#### The request:
Render everything from the start of the material down to the line containing "571, 978, 588]", both ends included, as a Markdown table with the columns No. and Text, giving each line its own numbered row and omitting blank lines.

—————

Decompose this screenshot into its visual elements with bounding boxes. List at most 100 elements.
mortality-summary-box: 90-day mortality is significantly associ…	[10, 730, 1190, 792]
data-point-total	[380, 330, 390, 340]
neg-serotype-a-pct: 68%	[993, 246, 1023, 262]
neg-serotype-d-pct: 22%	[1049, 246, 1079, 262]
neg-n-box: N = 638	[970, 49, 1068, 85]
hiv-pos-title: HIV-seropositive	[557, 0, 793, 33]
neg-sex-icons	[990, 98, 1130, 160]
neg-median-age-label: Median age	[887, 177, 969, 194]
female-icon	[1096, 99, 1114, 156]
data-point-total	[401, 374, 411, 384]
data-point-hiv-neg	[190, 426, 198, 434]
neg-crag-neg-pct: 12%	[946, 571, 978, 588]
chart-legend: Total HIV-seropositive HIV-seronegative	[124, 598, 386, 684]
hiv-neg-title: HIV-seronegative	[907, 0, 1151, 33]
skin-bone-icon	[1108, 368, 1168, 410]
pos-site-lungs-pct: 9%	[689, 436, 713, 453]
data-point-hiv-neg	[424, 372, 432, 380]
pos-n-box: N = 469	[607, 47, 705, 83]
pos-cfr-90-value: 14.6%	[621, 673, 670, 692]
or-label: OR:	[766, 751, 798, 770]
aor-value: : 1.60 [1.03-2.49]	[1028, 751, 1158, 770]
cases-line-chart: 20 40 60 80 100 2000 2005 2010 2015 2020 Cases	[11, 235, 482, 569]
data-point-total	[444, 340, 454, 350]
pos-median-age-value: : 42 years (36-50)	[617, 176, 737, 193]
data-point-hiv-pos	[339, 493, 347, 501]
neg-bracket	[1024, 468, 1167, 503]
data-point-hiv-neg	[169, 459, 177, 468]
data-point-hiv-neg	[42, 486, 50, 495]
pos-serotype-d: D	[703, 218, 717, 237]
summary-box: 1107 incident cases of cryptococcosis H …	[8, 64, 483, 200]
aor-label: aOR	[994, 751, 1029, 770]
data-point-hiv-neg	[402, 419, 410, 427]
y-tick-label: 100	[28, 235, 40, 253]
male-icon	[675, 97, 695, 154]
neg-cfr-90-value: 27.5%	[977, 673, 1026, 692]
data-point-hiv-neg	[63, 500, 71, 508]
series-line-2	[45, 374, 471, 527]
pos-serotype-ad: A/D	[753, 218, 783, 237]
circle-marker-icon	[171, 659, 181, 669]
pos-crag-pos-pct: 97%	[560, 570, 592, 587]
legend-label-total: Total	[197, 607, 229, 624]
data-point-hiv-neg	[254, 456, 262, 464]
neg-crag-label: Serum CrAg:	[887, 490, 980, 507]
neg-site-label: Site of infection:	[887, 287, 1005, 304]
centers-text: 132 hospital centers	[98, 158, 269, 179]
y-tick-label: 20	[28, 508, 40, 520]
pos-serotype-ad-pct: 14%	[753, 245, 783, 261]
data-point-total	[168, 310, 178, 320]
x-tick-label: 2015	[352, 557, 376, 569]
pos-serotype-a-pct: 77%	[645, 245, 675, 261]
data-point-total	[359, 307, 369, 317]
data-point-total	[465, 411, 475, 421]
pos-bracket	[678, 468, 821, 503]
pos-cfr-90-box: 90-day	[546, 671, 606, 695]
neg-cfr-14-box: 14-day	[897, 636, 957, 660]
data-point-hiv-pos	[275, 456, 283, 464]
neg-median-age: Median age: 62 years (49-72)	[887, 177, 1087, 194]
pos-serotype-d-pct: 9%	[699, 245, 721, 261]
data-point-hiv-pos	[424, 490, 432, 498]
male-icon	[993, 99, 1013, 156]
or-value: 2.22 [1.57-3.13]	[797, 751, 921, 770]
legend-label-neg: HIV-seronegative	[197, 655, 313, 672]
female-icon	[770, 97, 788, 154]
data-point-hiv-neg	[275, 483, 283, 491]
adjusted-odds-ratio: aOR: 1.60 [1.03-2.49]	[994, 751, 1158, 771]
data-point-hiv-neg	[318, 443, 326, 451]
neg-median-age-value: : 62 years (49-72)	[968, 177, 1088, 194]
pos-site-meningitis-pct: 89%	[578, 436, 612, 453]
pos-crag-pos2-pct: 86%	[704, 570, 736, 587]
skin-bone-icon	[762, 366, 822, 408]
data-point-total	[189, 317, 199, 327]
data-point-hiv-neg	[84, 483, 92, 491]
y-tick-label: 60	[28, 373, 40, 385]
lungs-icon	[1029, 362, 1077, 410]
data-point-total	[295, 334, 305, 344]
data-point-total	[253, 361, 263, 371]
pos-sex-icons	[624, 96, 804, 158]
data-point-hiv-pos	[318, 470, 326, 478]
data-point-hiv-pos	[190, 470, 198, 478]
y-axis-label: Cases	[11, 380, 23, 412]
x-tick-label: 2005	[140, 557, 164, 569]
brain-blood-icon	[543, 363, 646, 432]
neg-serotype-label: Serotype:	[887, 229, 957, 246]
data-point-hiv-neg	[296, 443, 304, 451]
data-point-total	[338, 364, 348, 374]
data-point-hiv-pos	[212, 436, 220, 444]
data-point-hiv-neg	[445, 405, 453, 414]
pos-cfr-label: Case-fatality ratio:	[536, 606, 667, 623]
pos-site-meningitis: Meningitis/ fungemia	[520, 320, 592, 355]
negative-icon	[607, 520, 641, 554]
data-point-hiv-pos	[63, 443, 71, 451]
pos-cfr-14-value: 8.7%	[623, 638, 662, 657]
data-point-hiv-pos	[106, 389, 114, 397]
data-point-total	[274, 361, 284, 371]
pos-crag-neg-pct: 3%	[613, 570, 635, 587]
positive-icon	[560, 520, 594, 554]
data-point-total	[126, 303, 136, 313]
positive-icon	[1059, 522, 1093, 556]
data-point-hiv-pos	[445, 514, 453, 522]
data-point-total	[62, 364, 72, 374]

—————

#### Finished answer:
| No. | Text |
|---|---|
| 1 | Decompose this screenshot into its visual elements with bounding boxes. List at most 100 elements. |
| 2 | mortality-summary-box: 90-day mortality is significantly associ…	[10, 730, 1190, 792] |
| 3 | data-point-total	[380, 330, 390, 340] |
| 4 | neg-serotype-a-pct: 68%	[993, 246, 1023, 262] |
| 5 | neg-serotype-d-pct: 22%	[1049, 246, 1079, 262] |
| 6 | neg-n-box: N = 638	[970, 49, 1068, 85] |
| 7 | hiv-pos-title: HIV-seropositive	[557, 0, 793, 33] |
| 8 | neg-sex-icons	[990, 98, 1130, 160] |
| 9 | neg-median-age-label: Median age	[887, 177, 969, 194] |
| 10 | female-icon	[1096, 99, 1114, 156] |
| 11 | data-point-total	[401, 374, 411, 384] |
| 12 | data-point-hiv-neg	[190, 426, 198, 434] |
| 13 | neg-crag-neg-pct: 12%	[946, 571, 978, 588] |